▸ Problem: The entire listing is to be repeated verbatim.
----
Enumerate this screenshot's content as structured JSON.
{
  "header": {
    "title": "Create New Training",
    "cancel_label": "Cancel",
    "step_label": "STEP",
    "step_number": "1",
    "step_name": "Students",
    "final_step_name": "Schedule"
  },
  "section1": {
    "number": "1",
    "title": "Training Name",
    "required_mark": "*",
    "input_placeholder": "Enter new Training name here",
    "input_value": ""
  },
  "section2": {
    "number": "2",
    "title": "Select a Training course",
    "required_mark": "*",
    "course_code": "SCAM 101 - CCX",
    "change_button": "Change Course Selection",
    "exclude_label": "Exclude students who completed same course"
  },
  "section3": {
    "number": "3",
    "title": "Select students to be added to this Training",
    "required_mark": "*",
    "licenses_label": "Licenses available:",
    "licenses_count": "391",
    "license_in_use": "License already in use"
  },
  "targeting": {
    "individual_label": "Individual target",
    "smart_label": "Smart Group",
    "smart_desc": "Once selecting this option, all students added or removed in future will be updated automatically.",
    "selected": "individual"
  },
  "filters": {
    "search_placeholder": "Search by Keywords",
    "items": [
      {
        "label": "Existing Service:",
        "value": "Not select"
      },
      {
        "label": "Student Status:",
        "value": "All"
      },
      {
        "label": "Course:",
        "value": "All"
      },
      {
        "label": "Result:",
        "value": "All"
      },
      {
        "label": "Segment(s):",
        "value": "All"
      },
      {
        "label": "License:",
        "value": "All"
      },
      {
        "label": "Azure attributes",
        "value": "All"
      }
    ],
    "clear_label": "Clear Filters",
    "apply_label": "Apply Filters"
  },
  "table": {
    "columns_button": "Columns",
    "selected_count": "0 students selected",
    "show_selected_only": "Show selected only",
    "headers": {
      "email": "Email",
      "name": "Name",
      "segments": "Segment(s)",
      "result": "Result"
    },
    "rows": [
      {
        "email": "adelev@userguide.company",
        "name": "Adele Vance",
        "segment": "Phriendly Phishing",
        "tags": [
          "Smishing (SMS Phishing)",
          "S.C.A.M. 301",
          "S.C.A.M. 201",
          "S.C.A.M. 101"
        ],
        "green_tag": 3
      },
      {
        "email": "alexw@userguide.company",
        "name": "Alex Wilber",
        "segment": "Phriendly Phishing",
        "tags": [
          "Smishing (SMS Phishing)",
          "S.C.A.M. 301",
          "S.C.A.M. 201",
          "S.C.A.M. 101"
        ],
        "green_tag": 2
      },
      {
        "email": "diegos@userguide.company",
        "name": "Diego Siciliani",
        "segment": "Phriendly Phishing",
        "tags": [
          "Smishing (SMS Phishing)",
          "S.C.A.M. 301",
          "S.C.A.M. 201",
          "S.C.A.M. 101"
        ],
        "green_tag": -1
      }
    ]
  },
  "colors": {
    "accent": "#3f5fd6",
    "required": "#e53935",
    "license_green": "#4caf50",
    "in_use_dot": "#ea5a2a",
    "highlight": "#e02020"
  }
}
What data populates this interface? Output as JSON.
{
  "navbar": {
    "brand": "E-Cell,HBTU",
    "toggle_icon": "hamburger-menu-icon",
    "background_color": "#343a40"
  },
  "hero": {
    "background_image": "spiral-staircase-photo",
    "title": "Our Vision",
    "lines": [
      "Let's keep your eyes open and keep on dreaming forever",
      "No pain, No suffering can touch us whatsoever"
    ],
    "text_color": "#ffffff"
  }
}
----
▸ Written answer:
Enumerate this screenshot's content as structured JSON.
{
  "header": {
    "title": "Create New Training",
    "cancel_label": "Cancel",
    "step_label": "STEP",
    "step_number": "1",
    "step_name": "Students",
    "final_step_name": "Schedule"
  },
  "section1": {
    "number": "1",
    "title": "Training Name",
    "required_mark": "*",
    "input_placeholder": "Enter new Training name here",
    "input_value": ""
  },
  "section2": {
    "number": "2",
    "title": "Select a Training course",
    "required_mark": "*",
    "course_code": "SCAM 101 - CCX",
    "change_button": "Change Course Selection",
    "exclude_label": "Exclude students who completed same course"
  },
  "section3": {
    "number": "3",
    "title": "Select students to be added to this Training",
    "required_mark": "*",
    "licenses_label": "Licenses available:",
    "licenses_count": "391",
    "license_in_use": "License already in use"
  },
  "targeting": {
    "individual_label": "Individual target",
    "smart_label": "Smart Group",
    "smart_desc": "Once selecting this option, all students added or removed in future will be updated automatically.",
    "selected": "individual"
  },
  "filters": {
    "search_placeholder": "Search by Keywords",
    "items": [
      {
        "label": "Existing Service:",
        "value": "Not select"
      },
      {
        "label": "Student Status:",
        "value": "All"
      },
      {
        "label": "Course:",
        "value": "All"
      },
      {
        "label": "Result:",
        "value": "All"
      },
      {
        "label": "Segment(s):",
        "value": "All"
      },
      {
        "label": "License:",
        "value": "All"
      },
      {
        "label": "Azure attributes",
        "value": "All"
      }
    ],
    "clear_label": "Clear Filters",
    "apply_label": "Apply Filters"
  },
  "table": {
    "columns_button": "Columns",
    "selected_count": "0 students selected",
    "show_selected_only": "Show selected only",
    "headers": {
      "email": "Email",
      "name": "Name",
      "segments": "Segment(s)",
      "result": "Result"
    },
    "rows": [
      {
        "email": "adelev@userguide.company",
        "name": "Adele Vance",
        "segment": "Phriendly Phishing",
        "tags": [
          "Smishing (SMS Phishing)",
          "S.C.A.M. 301",
          "S.C.A.M. 201",
          "S.C.A.M. 101"
        ],
        "green_tag": 3
      },
      {
        "email": "alexw@userguide.company",
        "name": "Alex Wilber",
        "segment": "Phriendly Phishing",
        "tags": [
          "Smishing (SMS Phishing)",
          "S.C.A.M. 301",
          "S.C.A.M. 201",
          "S.C.A.M. 101"
        ],
        "green_tag": 2
      },
      {
        "email": "diegos@userguide.company",
        "name": "Diego Siciliani",
        "segment": "Phriendly Phishing",
        "tags": [
          "Smishing (SMS Phishing)",
          "S.C.A.M. 301",
          "S.C.A.M. 201",
          "S.C.A.M. 101"
        ],
        "green_tag": -1
      }
    ]
  },
  "colors": {
    "accent": "#3f5fd6",
    "required": "#e53935",
    "license_green": "#4caf50",
    "in_use_dot": "#ea5a2a",
    "highlight": "#e02020"
  }
}
What data populates this interface? Output as JSON.
{
  "navbar": {
    "brand": "E-Cell,HBTU",
    "toggle_icon": "hamburger-menu-icon",
    "background_color": "#343a40"
  },
  "hero": {
    "background_image": "spiral-staircase-photo",
    "title": "Our Vision",
    "lines": [
      "Let's keep your eyes open and keep on dreaming forever",
      "No pain, No suffering can touch us whatsoever"
    ],
    "text_color": "#ffffff"
  }
}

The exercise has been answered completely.